— Start Extracted records —
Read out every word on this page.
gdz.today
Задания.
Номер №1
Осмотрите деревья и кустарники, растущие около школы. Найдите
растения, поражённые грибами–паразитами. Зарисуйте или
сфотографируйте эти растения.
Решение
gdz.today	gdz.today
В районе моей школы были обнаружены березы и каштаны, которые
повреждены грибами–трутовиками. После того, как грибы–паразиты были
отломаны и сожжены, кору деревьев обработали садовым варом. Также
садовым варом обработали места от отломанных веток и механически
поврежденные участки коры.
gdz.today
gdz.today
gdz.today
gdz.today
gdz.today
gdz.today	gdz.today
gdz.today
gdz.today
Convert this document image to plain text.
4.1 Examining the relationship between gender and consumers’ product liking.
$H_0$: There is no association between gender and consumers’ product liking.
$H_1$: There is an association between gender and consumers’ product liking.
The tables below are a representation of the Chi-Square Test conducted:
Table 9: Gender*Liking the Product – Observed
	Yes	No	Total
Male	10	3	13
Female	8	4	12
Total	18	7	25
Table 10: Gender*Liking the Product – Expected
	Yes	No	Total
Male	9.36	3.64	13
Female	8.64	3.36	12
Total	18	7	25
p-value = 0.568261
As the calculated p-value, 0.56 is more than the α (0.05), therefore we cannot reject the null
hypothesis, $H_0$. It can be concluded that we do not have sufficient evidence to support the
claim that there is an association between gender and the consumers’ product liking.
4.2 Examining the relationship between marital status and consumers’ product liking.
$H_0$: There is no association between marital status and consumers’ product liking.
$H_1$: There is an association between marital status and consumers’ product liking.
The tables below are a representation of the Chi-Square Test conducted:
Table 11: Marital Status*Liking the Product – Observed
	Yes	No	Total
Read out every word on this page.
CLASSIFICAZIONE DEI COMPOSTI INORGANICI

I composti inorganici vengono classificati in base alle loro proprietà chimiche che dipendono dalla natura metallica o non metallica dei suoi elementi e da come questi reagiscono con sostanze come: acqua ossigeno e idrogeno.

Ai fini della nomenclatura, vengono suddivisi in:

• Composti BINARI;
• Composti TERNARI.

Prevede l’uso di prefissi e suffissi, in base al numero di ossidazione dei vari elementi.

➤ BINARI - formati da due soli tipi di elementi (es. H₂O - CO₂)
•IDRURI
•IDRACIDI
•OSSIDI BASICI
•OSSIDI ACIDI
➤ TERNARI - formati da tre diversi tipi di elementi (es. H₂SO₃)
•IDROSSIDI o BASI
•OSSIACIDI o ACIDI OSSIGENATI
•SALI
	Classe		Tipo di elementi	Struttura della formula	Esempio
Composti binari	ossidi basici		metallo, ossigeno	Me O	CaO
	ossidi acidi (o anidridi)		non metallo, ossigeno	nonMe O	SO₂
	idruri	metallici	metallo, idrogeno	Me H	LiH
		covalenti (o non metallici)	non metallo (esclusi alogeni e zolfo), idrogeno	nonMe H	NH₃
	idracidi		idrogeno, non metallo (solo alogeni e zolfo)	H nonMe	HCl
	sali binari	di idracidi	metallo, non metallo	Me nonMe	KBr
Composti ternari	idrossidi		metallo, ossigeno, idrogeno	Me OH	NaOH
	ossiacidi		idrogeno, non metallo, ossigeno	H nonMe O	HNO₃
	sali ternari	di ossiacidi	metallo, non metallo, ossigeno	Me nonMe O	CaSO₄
— End Extracted records —
Given task.
Using the listing above, retype each line exactly.

Task answer.
Read out every word on this page.
gdz.today
Задания.
Номер №1
Осмотрите деревья и кустарники, растущие около школы. Найдите
растения, поражённые грибами–паразитами. Зарисуйте или
сфотографируйте эти растения.
Решение
gdz.today	gdz.today
В районе моей школы были обнаружены березы и каштаны, которые
повреждены грибами–трутовиками. После того, как грибы–паразиты были
отломаны и сожжены, кору деревьев обработали садовым варом. Также
садовым варом обработали места от отломанных веток и механически
поврежденные участки коры.
gdz.today
gdz.today
gdz.today
gdz.today
gdz.today
gdz.today	gdz.today
gdz.today
gdz.today
Convert this document image to plain text.
4.1 Examining the relationship between gender and consumers’ product liking.
$H_0$: There is no association between gender and consumers’ product liking.
$H_1$: There is an association between gender and consumers’ product liking.
The tables below are a representation of the Chi-Square Test conducted:
Table 9: Gender*Liking the Product – Observed
	Yes	No	Total
Male	10	3	13
Female	8	4	12
Total	18	7	25
Table 10: Gender*Liking the Product – Expected
	Yes	No	Total
Male	9.36	3.64	13
Female	8.64	3.36	12
Total	18	7	25
p-value = 0.568261
As the calculated p-value, 0.56 is more than the α (0.05), therefore we cannot reject the null
hypothesis, $H_0$. It can be concluded that we do not have sufficient evidence to support the
claim that there is an association between gender and the consumers’ product liking.
4.2 Examining the relationship between marital status and consumers’ product liking.
$H_0$: There is no association between marital status and consumers’ product liking.
$H_1$: There is an association between marital status and consumers’ product liking.
The tables below are a representation of the Chi-Square Test conducted:
Table 11: Marital Status*Liking the Product – Observed
	Yes	No	Total
Read out every word on this page.
CLASSIFICAZIONE DEI COMPOSTI INORGANICI

I composti inorganici vengono classificati in base alle loro proprietà chimiche che dipendono dalla natura metallica o non metallica dei suoi elementi e da come questi reagiscono con sostanze come: acqua ossigeno e idrogeno.

Ai fini della nomenclatura, vengono suddivisi in:

• Composti BINARI;
• Composti TERNARI.

Prevede l’uso di prefissi e suffissi, in base al numero di ossidazione dei vari elementi.

➤ BINARI - formati da due soli tipi di elementi (es. H₂O - CO₂)
•IDRURI
•IDRACIDI
•OSSIDI BASICI
•OSSIDI ACIDI
➤ TERNARI - formati da tre diversi tipi di elementi (es. H₂SO₃)
•IDROSSIDI o BASI
•OSSIACIDI o ACIDI OSSIGENATI
•SALI
	Classe		Tipo di elementi	Struttura della formula	Esempio
Composti binari	ossidi basici		metallo, ossigeno	Me O	CaO
	ossidi acidi (o anidridi)		non metallo, ossigeno	nonMe O	SO₂
	idruri	metallici	metallo, idrogeno	Me H	LiH
		covalenti (o non metallici)	non metallo (esclusi alogeni e zolfo), idrogeno	nonMe H	NH₃
	idracidi		idrogeno, non metallo (solo alogeni e zolfo)	H nonMe	HCl
	sali binari	di idracidi	metallo, non metallo	Me nonMe	KBr
Composti ternari	idrossidi		metallo, ossigeno, idrogeno	Me OH	NaOH
	ossiacidi		idrogeno, non metallo, ossigeno	H nonMe O	HNO₃
	sali ternari	di ossiacidi	metallo, non metallo, ossigeno	Me nonMe O	CaSO₄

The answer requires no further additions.